[Extracted records]
——————————

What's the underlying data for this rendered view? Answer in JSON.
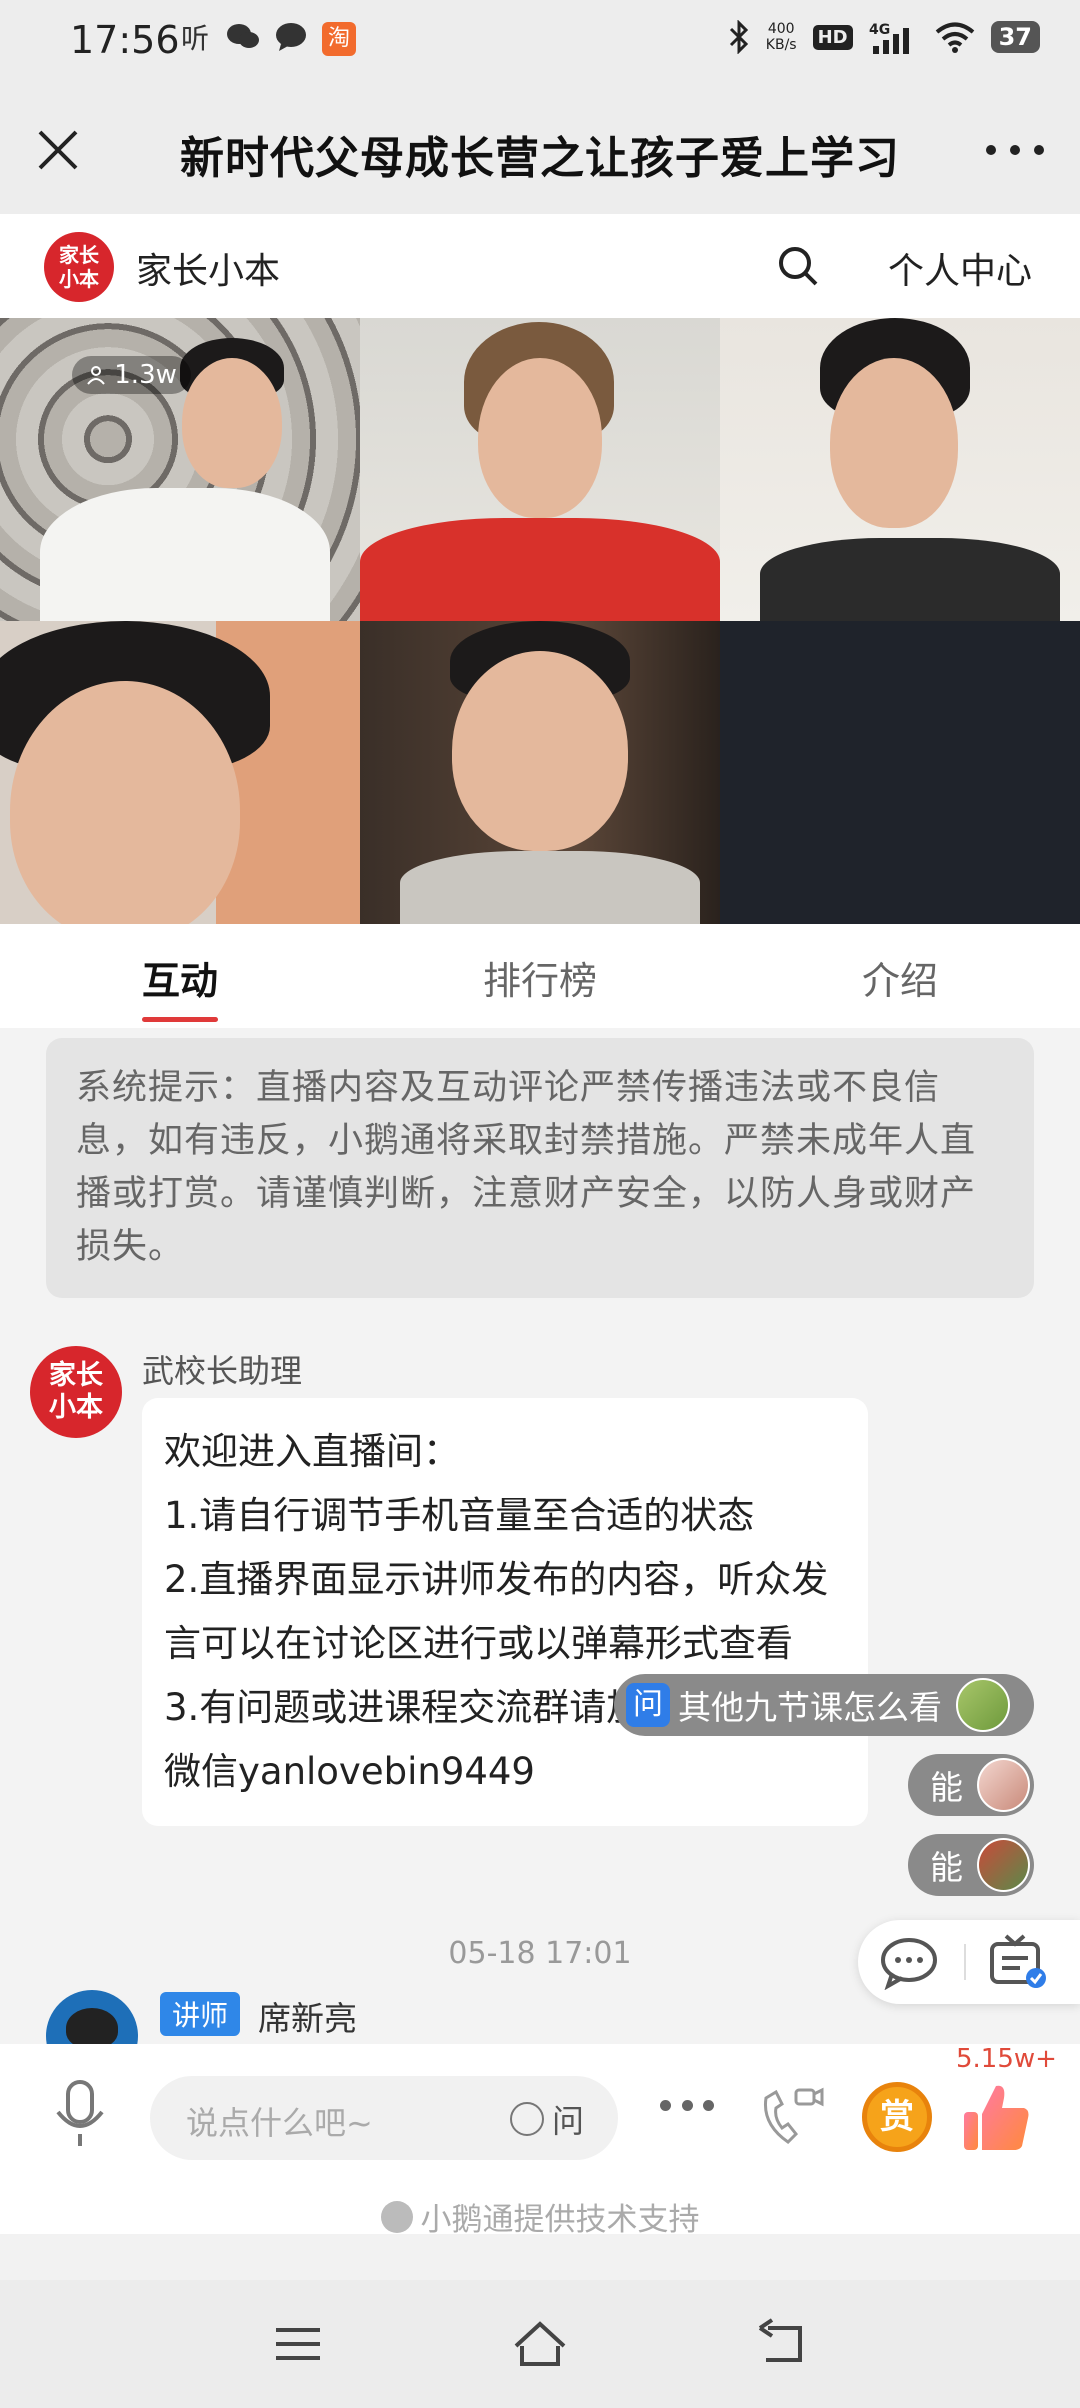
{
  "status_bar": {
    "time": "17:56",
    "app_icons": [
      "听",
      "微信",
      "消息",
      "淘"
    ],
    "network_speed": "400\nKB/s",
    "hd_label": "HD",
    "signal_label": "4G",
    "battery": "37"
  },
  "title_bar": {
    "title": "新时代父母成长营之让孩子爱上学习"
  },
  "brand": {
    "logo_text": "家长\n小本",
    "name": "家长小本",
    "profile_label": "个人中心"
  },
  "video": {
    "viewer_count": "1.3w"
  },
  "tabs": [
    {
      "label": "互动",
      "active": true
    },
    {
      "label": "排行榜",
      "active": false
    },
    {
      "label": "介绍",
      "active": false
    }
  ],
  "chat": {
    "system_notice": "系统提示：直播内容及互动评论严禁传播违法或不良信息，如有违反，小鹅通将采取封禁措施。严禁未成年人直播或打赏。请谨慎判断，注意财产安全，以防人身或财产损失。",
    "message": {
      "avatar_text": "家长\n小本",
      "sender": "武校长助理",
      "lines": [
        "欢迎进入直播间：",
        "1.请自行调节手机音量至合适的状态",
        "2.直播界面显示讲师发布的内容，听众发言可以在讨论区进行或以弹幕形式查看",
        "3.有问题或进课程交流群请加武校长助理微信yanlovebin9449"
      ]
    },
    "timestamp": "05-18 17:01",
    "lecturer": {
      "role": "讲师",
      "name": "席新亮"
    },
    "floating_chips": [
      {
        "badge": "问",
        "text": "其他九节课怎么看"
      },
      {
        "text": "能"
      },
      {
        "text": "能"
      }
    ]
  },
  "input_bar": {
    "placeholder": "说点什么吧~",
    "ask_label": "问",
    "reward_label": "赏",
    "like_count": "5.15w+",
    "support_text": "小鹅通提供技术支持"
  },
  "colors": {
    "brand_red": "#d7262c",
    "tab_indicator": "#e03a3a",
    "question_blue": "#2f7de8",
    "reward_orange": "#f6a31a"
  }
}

——————————

* [PROBLEM DESCRIPTION]: Repeat the listing verbatim. Skip the pictures.

* [ANSWER FOR THE TASK]:
What's the underlying data for this rendered view? Answer in JSON.
{
  "status_bar": {
    "time": "17:56",
    "app_icons": [
      "听",
      "微信",
      "消息",
      "淘"
    ],
    "network_speed": "400\nKB/s",
    "hd_label": "HD",
    "signal_label": "4G",
    "battery": "37"
  },
  "title_bar": {
    "title": "新时代父母成长营之让孩子爱上学习"
  },
  "brand": {
    "logo_text": "家长\n小本",
    "name": "家长小本",
    "profile_label": "个人中心"
  },
  "video": {
    "viewer_count": "1.3w"
  },
  "tabs": [
    {
      "label": "互动",
      "active": true
    },
    {
      "label": "排行榜",
      "active": false
    },
    {
      "label": "介绍",
      "active": false
    }
  ],
  "chat": {
    "system_notice": "系统提示：直播内容及互动评论严禁传播违法或不良信息，如有违反，小鹅通将采取封禁措施。严禁未成年人直播或打赏。请谨慎判断，注意财产安全，以防人身或财产损失。",
    "message": {
      "avatar_text": "家长\n小本",
      "sender": "武校长助理",
      "lines": [
        "欢迎进入直播间：",
        "1.请自行调节手机音量至合适的状态",
        "2.直播界面显示讲师发布的内容，听众发言可以在讨论区进行或以弹幕形式查看",
        "3.有问题或进课程交流群请加武校长助理微信yanlovebin9449"
      ]
    },
    "timestamp": "05-18 17:01",
    "lecturer": {
      "role": "讲师",
      "name": "席新亮"
    },
    "floating_chips": [
      {
        "badge": "问",
        "text": "其他九节课怎么看"
      },
      {
        "text": "能"
      },
      {
        "text": "能"
      }
    ]
  },
  "input_bar": {
    "placeholder": "说点什么吧~",
    "ask_label": "问",
    "reward_label": "赏",
    "like_count": "5.15w+",
    "support_text": "小鹅通提供技术支持"
  },
  "colors": {
    "brand_red": "#d7262c",
    "tab_indicator": "#e03a3a",
    "question_blue": "#2f7de8",
    "reward_orange": "#f6a31a"
  }
}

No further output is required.